STATED TASK >> Single out each line with the word "Apply" and copy it.

►

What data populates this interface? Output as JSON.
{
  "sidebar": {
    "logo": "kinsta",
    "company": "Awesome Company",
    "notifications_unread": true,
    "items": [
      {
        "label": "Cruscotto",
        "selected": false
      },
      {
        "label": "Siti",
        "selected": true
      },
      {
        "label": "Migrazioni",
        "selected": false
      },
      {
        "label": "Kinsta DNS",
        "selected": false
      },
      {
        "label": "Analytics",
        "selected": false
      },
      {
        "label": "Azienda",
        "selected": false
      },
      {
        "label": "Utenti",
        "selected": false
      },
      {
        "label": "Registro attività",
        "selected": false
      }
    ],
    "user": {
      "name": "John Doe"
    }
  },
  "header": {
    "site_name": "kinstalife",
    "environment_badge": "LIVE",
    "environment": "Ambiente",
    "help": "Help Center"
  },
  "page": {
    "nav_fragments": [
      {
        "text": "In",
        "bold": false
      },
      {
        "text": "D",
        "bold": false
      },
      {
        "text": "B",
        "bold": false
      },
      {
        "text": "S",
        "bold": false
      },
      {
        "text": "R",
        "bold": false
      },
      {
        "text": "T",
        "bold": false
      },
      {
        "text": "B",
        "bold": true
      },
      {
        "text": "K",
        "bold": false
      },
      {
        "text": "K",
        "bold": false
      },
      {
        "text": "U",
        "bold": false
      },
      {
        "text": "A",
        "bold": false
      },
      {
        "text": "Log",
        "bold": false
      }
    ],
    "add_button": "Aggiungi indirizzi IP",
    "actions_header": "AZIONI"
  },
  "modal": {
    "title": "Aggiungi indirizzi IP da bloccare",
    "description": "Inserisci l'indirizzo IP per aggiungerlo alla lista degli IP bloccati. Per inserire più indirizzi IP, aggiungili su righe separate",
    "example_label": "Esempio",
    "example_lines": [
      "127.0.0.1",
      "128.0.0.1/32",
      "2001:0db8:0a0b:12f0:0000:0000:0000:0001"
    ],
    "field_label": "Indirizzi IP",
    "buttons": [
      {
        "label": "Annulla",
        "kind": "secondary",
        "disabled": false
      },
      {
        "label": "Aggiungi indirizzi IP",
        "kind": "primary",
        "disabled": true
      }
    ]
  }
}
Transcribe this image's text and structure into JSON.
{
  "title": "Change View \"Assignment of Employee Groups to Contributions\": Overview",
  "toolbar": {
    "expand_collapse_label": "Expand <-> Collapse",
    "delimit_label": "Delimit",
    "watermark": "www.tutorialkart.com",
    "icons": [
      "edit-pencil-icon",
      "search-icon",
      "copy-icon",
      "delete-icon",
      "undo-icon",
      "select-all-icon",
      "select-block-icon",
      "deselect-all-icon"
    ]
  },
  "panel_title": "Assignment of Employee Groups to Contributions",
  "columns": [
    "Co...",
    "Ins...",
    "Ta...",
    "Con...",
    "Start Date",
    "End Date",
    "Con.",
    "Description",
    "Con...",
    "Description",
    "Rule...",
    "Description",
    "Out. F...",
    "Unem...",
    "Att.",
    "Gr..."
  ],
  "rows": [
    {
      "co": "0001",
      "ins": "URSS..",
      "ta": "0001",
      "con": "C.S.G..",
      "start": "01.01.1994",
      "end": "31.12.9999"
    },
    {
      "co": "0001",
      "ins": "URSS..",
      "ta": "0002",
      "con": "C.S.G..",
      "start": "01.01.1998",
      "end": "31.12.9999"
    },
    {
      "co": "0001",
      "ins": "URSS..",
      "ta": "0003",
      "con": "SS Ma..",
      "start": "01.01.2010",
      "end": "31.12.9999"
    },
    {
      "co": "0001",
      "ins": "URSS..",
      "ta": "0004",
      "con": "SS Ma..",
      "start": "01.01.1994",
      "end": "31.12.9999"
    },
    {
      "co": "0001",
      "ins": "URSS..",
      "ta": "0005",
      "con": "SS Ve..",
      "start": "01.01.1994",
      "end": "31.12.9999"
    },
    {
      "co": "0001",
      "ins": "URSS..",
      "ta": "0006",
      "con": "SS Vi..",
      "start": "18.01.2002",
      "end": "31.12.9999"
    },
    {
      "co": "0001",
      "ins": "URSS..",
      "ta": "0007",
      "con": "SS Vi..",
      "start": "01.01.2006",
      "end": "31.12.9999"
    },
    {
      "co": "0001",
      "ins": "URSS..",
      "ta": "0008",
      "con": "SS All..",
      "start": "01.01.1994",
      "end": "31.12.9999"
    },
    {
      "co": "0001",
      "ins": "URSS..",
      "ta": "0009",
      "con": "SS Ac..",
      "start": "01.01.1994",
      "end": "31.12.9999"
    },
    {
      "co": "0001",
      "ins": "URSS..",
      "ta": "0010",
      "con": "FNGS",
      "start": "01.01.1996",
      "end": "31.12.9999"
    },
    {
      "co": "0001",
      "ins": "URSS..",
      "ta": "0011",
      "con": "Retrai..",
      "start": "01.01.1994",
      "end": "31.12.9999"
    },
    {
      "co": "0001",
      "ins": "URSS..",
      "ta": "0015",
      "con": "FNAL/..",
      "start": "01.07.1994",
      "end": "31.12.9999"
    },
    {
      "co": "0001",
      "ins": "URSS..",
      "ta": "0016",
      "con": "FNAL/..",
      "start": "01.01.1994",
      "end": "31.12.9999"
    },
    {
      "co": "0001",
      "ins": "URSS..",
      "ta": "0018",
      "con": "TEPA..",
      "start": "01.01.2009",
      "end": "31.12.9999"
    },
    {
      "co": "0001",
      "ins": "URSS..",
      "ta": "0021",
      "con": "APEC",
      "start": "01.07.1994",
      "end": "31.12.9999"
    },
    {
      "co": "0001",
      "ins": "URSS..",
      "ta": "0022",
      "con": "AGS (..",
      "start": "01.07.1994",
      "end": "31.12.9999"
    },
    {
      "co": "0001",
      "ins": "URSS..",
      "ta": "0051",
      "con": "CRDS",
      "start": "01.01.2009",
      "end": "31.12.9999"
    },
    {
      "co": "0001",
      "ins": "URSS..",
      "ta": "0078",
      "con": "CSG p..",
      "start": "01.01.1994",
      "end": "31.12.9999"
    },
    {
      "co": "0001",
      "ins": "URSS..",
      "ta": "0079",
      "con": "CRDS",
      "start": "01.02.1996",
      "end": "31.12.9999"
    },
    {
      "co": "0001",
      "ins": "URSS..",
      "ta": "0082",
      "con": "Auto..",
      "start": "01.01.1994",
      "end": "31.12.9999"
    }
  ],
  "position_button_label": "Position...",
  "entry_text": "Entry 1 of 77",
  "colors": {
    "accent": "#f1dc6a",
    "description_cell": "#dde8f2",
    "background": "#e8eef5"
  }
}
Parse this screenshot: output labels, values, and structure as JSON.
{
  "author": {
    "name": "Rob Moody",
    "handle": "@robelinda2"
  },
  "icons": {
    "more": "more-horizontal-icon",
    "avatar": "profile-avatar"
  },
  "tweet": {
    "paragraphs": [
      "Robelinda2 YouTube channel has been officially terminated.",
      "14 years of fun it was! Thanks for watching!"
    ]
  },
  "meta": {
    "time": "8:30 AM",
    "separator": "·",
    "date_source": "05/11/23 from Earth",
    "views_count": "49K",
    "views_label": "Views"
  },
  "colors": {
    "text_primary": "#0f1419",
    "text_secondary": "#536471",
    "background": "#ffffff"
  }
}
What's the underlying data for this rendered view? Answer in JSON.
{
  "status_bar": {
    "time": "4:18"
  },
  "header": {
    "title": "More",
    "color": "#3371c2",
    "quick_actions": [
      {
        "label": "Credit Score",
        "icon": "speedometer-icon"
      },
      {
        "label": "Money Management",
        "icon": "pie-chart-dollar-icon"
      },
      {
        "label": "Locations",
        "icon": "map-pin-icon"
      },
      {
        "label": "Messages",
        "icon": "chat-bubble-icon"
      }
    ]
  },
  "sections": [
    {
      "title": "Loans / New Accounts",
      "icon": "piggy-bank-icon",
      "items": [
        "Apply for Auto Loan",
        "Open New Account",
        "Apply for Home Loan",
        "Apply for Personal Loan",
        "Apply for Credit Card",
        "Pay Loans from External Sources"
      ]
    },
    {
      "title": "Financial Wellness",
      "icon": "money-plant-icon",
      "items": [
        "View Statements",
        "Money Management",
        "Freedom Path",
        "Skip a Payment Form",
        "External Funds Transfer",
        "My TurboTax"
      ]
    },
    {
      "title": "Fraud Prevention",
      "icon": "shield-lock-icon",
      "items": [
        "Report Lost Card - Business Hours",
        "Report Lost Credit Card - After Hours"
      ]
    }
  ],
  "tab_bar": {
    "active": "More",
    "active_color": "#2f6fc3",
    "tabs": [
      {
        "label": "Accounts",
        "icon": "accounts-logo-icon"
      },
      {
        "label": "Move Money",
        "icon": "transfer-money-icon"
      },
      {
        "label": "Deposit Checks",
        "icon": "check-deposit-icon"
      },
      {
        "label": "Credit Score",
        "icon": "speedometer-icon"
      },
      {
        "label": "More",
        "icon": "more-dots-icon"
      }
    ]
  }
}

◄

WRITTEN RESPONSE >>
        "Apply for Auto Loan",
        "Apply for Home Loan",
        "Apply for Personal Loan",
        "Apply for Credit Card",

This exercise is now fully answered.